▶ [Requirements]:
Please output the lines shown below exactly as they appear.

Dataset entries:

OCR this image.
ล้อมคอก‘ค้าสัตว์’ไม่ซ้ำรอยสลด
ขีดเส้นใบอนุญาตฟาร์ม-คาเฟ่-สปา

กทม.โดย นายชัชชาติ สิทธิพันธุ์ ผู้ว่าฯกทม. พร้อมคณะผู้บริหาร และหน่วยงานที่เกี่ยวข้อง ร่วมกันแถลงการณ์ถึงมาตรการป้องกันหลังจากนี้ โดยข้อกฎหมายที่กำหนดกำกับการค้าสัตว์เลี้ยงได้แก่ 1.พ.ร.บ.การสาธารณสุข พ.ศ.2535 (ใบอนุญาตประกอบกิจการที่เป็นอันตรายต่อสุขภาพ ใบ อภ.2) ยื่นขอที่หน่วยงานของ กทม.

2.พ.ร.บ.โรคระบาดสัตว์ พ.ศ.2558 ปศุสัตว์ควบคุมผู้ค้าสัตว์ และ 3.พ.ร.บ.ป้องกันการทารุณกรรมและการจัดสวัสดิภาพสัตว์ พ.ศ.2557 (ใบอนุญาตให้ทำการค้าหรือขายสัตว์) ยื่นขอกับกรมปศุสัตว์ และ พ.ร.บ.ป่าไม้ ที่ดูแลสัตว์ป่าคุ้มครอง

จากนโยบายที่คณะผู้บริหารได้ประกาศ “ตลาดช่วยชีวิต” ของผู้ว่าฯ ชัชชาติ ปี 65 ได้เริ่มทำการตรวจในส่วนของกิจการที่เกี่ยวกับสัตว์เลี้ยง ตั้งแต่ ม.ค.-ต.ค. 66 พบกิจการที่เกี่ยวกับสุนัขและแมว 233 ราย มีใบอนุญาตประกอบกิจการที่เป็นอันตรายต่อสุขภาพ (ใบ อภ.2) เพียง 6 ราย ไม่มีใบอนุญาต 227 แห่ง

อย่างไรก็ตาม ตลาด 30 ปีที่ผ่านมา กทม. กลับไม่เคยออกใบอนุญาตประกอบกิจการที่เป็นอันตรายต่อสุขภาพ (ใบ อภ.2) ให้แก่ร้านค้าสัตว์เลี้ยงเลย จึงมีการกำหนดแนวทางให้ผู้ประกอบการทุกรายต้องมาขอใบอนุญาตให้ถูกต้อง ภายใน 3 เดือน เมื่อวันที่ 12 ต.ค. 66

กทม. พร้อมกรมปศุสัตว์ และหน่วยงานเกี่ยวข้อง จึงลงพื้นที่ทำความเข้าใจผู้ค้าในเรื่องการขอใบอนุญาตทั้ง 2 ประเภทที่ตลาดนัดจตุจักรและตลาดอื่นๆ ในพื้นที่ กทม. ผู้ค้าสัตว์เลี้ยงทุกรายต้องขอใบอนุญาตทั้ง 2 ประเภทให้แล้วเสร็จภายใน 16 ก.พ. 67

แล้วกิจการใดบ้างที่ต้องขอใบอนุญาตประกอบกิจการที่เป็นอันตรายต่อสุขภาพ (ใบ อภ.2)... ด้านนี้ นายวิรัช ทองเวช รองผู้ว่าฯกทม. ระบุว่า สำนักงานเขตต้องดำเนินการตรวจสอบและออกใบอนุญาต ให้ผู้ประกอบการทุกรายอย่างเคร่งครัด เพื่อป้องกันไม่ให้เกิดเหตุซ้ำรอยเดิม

▶ [Complete response]:
OCR this image.
ล้อมคอก‘ค้าสัตว์’ไม่ซ้ำรอยสลด
ขีดเส้นใบอนุญาตฟาร์ม-คาเฟ่-สปา

กทม.โดย นายชัชชาติ สิทธิพันธุ์ ผู้ว่าฯกทม. พร้อมคณะผู้บริหาร และหน่วยงานที่เกี่ยวข้อง ร่วมกันแถลงการณ์ถึงมาตรการป้องกันหลังจากนี้ โดยข้อกฎหมายที่กำหนดกำกับการค้าสัตว์เลี้ยงได้แก่ 1.พ.ร.บ.การสาธารณสุข พ.ศ.2535 (ใบอนุญาตประกอบกิจการที่เป็นอันตรายต่อสุขภาพ ใบ อภ.2) ยื่นขอที่หน่วยงานของ กทม.

2.พ.ร.บ.โรคระบาดสัตว์ พ.ศ.2558 ปศุสัตว์ควบคุมผู้ค้าสัตว์ และ 3.พ.ร.บ.ป้องกันการทารุณกรรมและการจัดสวัสดิภาพสัตว์ พ.ศ.2557 (ใบอนุญาตให้ทำการค้าหรือขายสัตว์) ยื่นขอกับกรมปศุสัตว์ และ พ.ร.บ.ป่าไม้ ที่ดูแลสัตว์ป่าคุ้มครอง

จากนโยบายที่คณะผู้บริหารได้ประกาศ “ตลาดช่วยชีวิต” ของผู้ว่าฯ ชัชชาติ ปี 65 ได้เริ่มทำการตรวจในส่วนของกิจการที่เกี่ยวกับสัตว์เลี้ยง ตั้งแต่ ม.ค.-ต.ค. 66 พบกิจการที่เกี่ยวกับสุนัขและแมว 233 ราย มีใบอนุญาตประกอบกิจการที่เป็นอันตรายต่อสุขภาพ (ใบ อภ.2) เพียง 6 ราย ไม่มีใบอนุญาต 227 แห่ง

อย่างไรก็ตาม ตลาด 30 ปีที่ผ่านมา กทม. กลับไม่เคยออกใบอนุญาตประกอบกิจการที่เป็นอันตรายต่อสุขภาพ (ใบ อภ.2) ให้แก่ร้านค้าสัตว์เลี้ยงเลย จึงมีการกำหนดแนวทางให้ผู้ประกอบการทุกรายต้องมาขอใบอนุญาตให้ถูกต้อง ภายใน 3 เดือน เมื่อวันที่ 12 ต.ค. 66

กทม. พร้อมกรมปศุสัตว์ และหน่วยงานเกี่ยวข้อง จึงลงพื้นที่ทำความเข้าใจผู้ค้าในเรื่องการขอใบอนุญาตทั้ง 2 ประเภทที่ตลาดนัดจตุจักรและตลาดอื่นๆ ในพื้นที่ กทม. ผู้ค้าสัตว์เลี้ยงทุกรายต้องขอใบอนุญาตทั้ง 2 ประเภทให้แล้วเสร็จภายใน 16 ก.พ. 67

แล้วกิจการใดบ้างที่ต้องขอใบอนุญาตประกอบกิจการที่เป็นอันตรายต่อสุขภาพ (ใบ อภ.2)... ด้านนี้ นายวิรัช ทองเวช รองผู้ว่าฯกทม. ระบุว่า สำนักงานเขตต้องดำเนินการตรวจสอบและออกใบอนุญาต ให้ผู้ประกอบการทุกรายอย่างเคร่งครัด เพื่อป้องกันไม่ให้เกิดเหตุซ้ำรอยเดิม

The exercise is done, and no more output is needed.